(Records excerpted from a collection)

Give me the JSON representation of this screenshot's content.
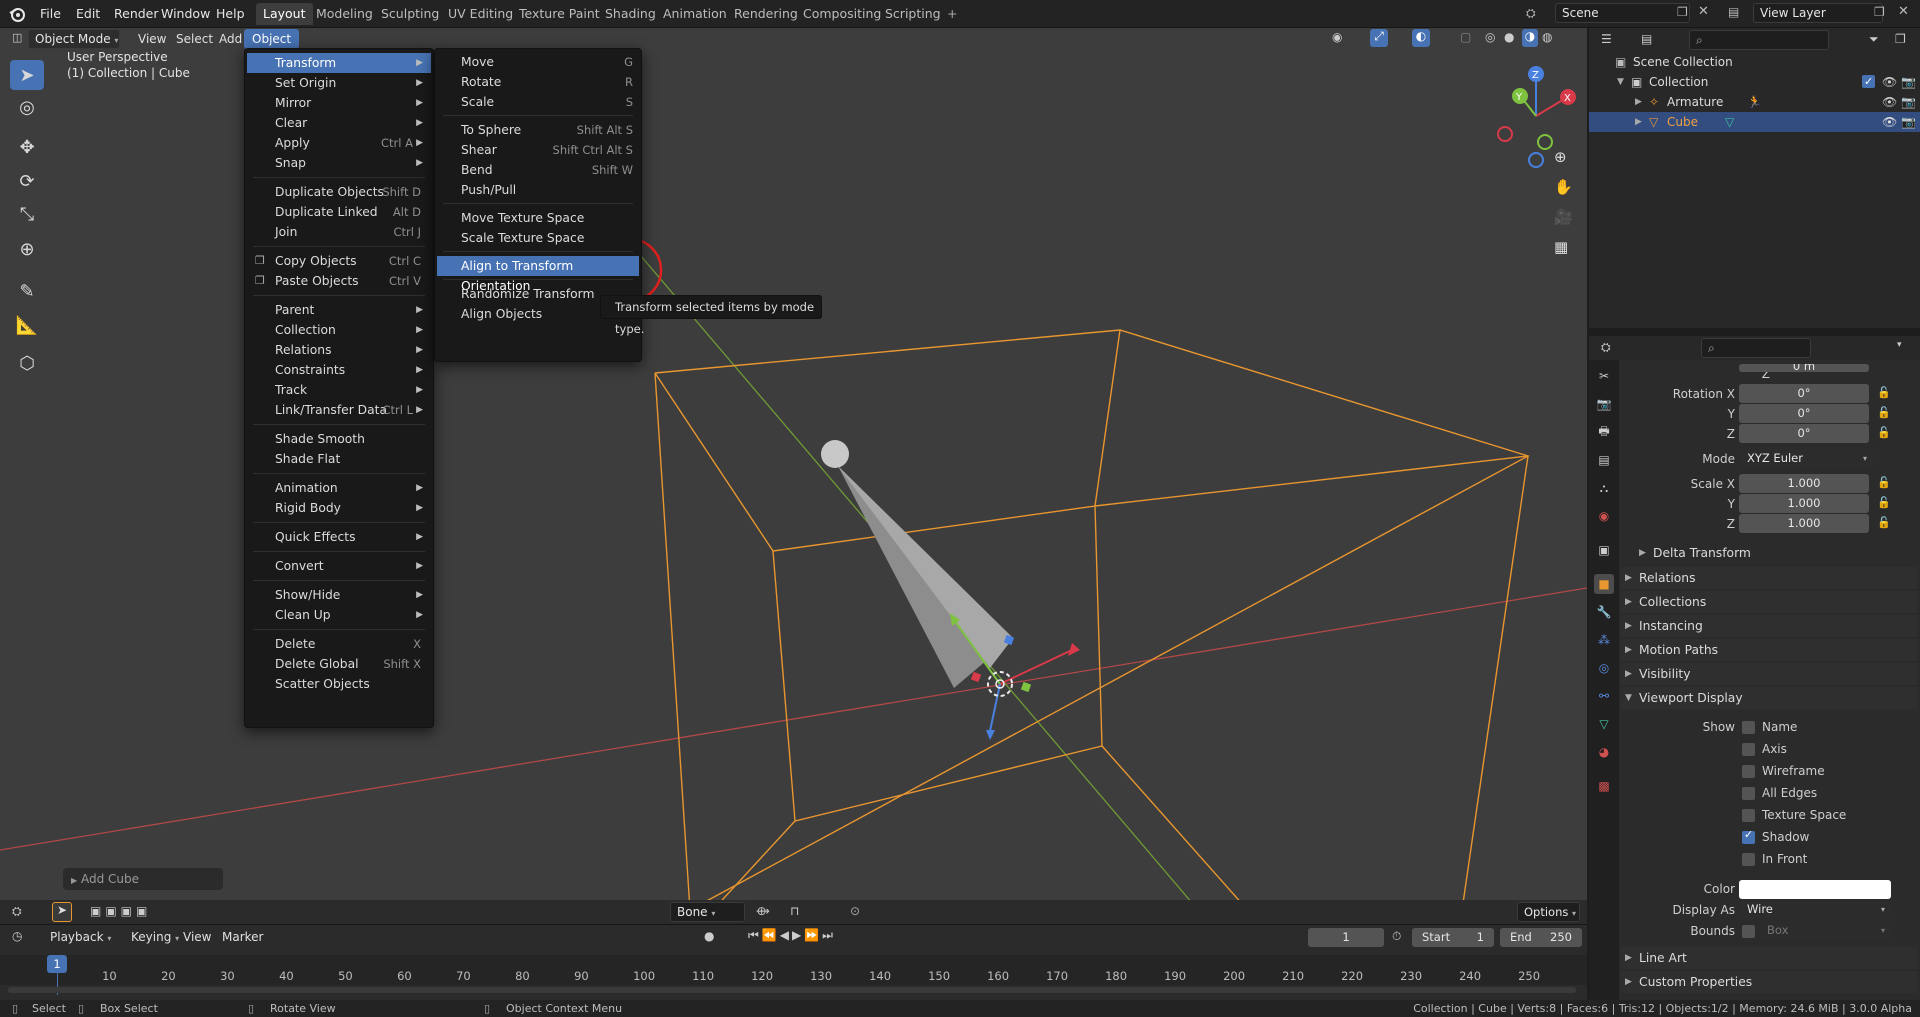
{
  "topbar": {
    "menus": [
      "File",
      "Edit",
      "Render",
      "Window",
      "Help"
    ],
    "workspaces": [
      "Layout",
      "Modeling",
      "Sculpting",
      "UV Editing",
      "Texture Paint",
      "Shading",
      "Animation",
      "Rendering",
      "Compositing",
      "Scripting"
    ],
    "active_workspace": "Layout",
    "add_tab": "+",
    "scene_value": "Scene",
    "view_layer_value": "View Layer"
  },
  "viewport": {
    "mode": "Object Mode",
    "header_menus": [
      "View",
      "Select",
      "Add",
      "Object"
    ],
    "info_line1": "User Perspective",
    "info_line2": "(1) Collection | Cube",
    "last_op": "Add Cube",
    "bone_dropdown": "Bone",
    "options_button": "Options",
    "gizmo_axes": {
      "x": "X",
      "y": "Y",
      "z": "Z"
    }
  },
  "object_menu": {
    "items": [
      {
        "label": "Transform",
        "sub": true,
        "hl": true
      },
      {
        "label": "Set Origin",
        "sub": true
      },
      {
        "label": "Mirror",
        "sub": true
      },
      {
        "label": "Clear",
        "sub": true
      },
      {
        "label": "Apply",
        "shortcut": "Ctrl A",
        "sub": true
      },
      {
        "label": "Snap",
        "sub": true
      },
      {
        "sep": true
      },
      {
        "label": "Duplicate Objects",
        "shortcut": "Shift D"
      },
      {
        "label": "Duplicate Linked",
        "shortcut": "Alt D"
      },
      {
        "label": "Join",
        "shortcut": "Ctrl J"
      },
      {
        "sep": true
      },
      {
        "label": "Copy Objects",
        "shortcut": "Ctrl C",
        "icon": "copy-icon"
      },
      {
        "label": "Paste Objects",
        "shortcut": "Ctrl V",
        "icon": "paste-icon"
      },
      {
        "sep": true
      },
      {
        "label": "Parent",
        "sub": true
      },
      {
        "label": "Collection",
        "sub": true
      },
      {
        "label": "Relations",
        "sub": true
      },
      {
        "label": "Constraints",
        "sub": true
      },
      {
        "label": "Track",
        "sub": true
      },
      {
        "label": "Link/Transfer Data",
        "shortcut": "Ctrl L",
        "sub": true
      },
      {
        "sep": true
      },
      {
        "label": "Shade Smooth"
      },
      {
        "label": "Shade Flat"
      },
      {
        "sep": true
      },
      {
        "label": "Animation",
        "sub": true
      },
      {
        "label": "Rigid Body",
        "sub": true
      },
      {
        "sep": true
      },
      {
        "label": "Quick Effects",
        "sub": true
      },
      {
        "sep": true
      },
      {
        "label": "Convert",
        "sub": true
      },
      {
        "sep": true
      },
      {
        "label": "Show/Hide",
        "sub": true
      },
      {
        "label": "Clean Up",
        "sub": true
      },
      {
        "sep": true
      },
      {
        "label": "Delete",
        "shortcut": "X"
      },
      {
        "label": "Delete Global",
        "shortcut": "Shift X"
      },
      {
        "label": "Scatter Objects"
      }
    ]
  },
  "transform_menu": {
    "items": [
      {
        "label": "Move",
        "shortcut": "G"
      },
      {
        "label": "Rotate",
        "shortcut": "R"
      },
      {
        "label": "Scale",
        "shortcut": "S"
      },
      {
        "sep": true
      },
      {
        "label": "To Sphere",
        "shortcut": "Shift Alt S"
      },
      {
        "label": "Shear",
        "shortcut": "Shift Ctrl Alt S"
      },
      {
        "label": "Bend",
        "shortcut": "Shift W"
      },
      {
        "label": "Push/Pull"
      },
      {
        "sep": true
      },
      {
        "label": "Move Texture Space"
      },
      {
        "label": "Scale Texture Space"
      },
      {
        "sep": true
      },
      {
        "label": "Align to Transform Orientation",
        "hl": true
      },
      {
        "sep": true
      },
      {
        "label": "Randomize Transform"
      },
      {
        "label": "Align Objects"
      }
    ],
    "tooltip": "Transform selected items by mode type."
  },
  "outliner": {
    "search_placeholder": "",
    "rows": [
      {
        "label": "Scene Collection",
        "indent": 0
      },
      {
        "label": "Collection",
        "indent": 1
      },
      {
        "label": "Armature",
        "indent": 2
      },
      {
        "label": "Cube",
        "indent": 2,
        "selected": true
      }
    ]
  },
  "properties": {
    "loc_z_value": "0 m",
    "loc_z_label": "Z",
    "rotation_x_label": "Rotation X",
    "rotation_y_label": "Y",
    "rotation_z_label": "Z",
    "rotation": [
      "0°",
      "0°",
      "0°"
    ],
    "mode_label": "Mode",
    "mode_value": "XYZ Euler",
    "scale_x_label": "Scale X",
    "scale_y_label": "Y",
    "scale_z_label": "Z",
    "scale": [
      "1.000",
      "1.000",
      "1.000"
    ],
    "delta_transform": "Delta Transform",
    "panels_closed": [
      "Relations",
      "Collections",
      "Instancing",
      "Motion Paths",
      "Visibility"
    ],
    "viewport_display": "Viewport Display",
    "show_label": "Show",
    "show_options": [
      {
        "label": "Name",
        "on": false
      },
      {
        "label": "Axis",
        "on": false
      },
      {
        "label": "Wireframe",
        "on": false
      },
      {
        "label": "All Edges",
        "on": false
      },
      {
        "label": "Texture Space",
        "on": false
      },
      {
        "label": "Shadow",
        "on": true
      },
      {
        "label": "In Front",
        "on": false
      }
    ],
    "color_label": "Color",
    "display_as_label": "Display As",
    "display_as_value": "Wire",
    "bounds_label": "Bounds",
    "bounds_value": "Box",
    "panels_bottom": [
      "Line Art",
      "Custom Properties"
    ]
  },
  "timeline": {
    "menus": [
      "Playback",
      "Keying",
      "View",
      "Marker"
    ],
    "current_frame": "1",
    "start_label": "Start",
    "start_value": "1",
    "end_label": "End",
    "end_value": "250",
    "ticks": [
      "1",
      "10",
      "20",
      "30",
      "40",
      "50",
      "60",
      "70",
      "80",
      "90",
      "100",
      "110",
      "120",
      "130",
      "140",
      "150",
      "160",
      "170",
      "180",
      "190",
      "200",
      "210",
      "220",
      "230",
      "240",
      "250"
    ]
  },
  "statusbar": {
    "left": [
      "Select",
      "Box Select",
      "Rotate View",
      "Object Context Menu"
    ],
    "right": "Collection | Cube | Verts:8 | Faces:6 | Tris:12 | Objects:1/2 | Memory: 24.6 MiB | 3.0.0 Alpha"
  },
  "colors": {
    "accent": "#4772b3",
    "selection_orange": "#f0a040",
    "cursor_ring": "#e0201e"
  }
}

#### Exercise description
Quote the data above in full and without alteration; skip the pictures.

#### Output
Give me the JSON representation of this screenshot's content.
{
  "topbar": {
    "menus": [
      "File",
      "Edit",
      "Render",
      "Window",
      "Help"
    ],
    "workspaces": [
      "Layout",
      "Modeling",
      "Sculpting",
      "UV Editing",
      "Texture Paint",
      "Shading",
      "Animation",
      "Rendering",
      "Compositing",
      "Scripting"
    ],
    "active_workspace": "Layout",
    "add_tab": "+",
    "scene_value": "Scene",
    "view_layer_value": "View Layer"
  },
  "viewport": {
    "mode": "Object Mode",
    "header_menus": [
      "View",
      "Select",
      "Add",
      "Object"
    ],
    "info_line1": "User Perspective",
    "info_line2": "(1) Collection | Cube",
    "last_op": "Add Cube",
    "bone_dropdown": "Bone",
    "options_button": "Options",
    "gizmo_axes": {
      "x": "X",
      "y": "Y",
      "z": "Z"
    }
  },
  "object_menu": {
    "items": [
      {
        "label": "Transform",
        "sub": true,
        "hl": true
      },
      {
        "label": "Set Origin",
        "sub": true
      },
      {
        "label": "Mirror",
        "sub": true
      },
      {
        "label": "Clear",
        "sub": true
      },
      {
        "label": "Apply",
        "shortcut": "Ctrl A",
        "sub": true
      },
      {
        "label": "Snap",
        "sub": true
      },
      {
        "sep": true
      },
      {
        "label": "Duplicate Objects",
        "shortcut": "Shift D"
      },
      {
        "label": "Duplicate Linked",
        "shortcut": "Alt D"
      },
      {
        "label": "Join",
        "shortcut": "Ctrl J"
      },
      {
        "sep": true
      },
      {
        "label": "Copy Objects",
        "shortcut": "Ctrl C",
        "icon": "copy-icon"
      },
      {
        "label": "Paste Objects",
        "shortcut": "Ctrl V",
        "icon": "paste-icon"
      },
      {
        "sep": true
      },
      {
        "label": "Parent",
        "sub": true
      },
      {
        "label": "Collection",
        "sub": true
      },
      {
        "label": "Relations",
        "sub": true
      },
      {
        "label": "Constraints",
        "sub": true
      },
      {
        "label": "Track",
        "sub": true
      },
      {
        "label": "Link/Transfer Data",
        "shortcut": "Ctrl L",
        "sub": true
      },
      {
        "sep": true
      },
      {
        "label": "Shade Smooth"
      },
      {
        "label": "Shade Flat"
      },
      {
        "sep": true
      },
      {
        "label": "Animation",
        "sub": true
      },
      {
        "label": "Rigid Body",
        "sub": true
      },
      {
        "sep": true
      },
      {
        "label": "Quick Effects",
        "sub": true
      },
      {
        "sep": true
      },
      {
        "label": "Convert",
        "sub": true
      },
      {
        "sep": true
      },
      {
        "label": "Show/Hide",
        "sub": true
      },
      {
        "label": "Clean Up",
        "sub": true
      },
      {
        "sep": true
      },
      {
        "label": "Delete",
        "shortcut": "X"
      },
      {
        "label": "Delete Global",
        "shortcut": "Shift X"
      },
      {
        "label": "Scatter Objects"
      }
    ]
  },
  "transform_menu": {
    "items": [
      {
        "label": "Move",
        "shortcut": "G"
      },
      {
        "label": "Rotate",
        "shortcut": "R"
      },
      {
        "label": "Scale",
        "shortcut": "S"
      },
      {
        "sep": true
      },
      {
        "label": "To Sphere",
        "shortcut": "Shift Alt S"
      },
      {
        "label": "Shear",
        "shortcut": "Shift Ctrl Alt S"
      },
      {
        "label": "Bend",
        "shortcut": "Shift W"
      },
      {
        "label": "Push/Pull"
      },
      {
        "sep": true
      },
      {
        "label": "Move Texture Space"
      },
      {
        "label": "Scale Texture Space"
      },
      {
        "sep": true
      },
      {
        "label": "Align to Transform Orientation",
        "hl": true
      },
      {
        "sep": true
      },
      {
        "label": "Randomize Transform"
      },
      {
        "label": "Align Objects"
      }
    ],
    "tooltip": "Transform selected items by mode type."
  },
  "outliner": {
    "search_placeholder": "",
    "rows": [
      {
        "label": "Scene Collection",
        "indent": 0
      },
      {
        "label": "Collection",
        "indent": 1
      },
      {
        "label": "Armature",
        "indent": 2
      },
      {
        "label": "Cube",
        "indent": 2,
        "selected": true
      }
    ]
  },
  "properties": {
    "loc_z_value": "0 m",
    "loc_z_label": "Z",
    "rotation_x_label": "Rotation X",
    "rotation_y_label": "Y",
    "rotation_z_label": "Z",
    "rotation": [
      "0°",
      "0°",
      "0°"
    ],
    "mode_label": "Mode",
    "mode_value": "XYZ Euler",
    "scale_x_label": "Scale X",
    "scale_y_label": "Y",
    "scale_z_label": "Z",
    "scale": [
      "1.000",
      "1.000",
      "1.000"
    ],
    "delta_transform": "Delta Transform",
    "panels_closed": [
      "Relations",
      "Collections",
      "Instancing",
      "Motion Paths",
      "Visibility"
    ],
    "viewport_display": "Viewport Display",
    "show_label": "Show",
    "show_options": [
      {
        "label": "Name",
        "on": false
      },
      {
        "label": "Axis",
        "on": false
      },
      {
        "label": "Wireframe",
        "on": false
      },
      {
        "label": "All Edges",
        "on": false
      },
      {
        "label": "Texture Space",
        "on": false
      },
      {
        "label": "Shadow",
        "on": true
      },
      {
        "label": "In Front",
        "on": false
      }
    ],
    "color_label": "Color",
    "display_as_label": "Display As",
    "display_as_value": "Wire",
    "bounds_label": "Bounds",
    "bounds_value": "Box",
    "panels_bottom": [
      "Line Art",
      "Custom Properties"
    ]
  },
  "timeline": {
    "menus": [
      "Playback",
      "Keying",
      "View",
      "Marker"
    ],
    "current_frame": "1",
    "start_label": "Start",
    "start_value": "1",
    "end_label": "End",
    "end_value": "250",
    "ticks": [
      "1",
      "10",
      "20",
      "30",
      "40",
      "50",
      "60",
      "70",
      "80",
      "90",
      "100",
      "110",
      "120",
      "130",
      "140",
      "150",
      "160",
      "170",
      "180",
      "190",
      "200",
      "210",
      "220",
      "230",
      "240",
      "250"
    ]
  },
  "statusbar": {
    "left": [
      "Select",
      "Box Select",
      "Rotate View",
      "Object Context Menu"
    ],
    "right": "Collection | Cube | Verts:8 | Faces:6 | Tris:12 | Objects:1/2 | Memory: 24.6 MiB | 3.0.0 Alpha"
  },
  "colors": {
    "accent": "#4772b3",
    "selection_orange": "#f0a040",
    "cursor_ring": "#e0201e"
  }
}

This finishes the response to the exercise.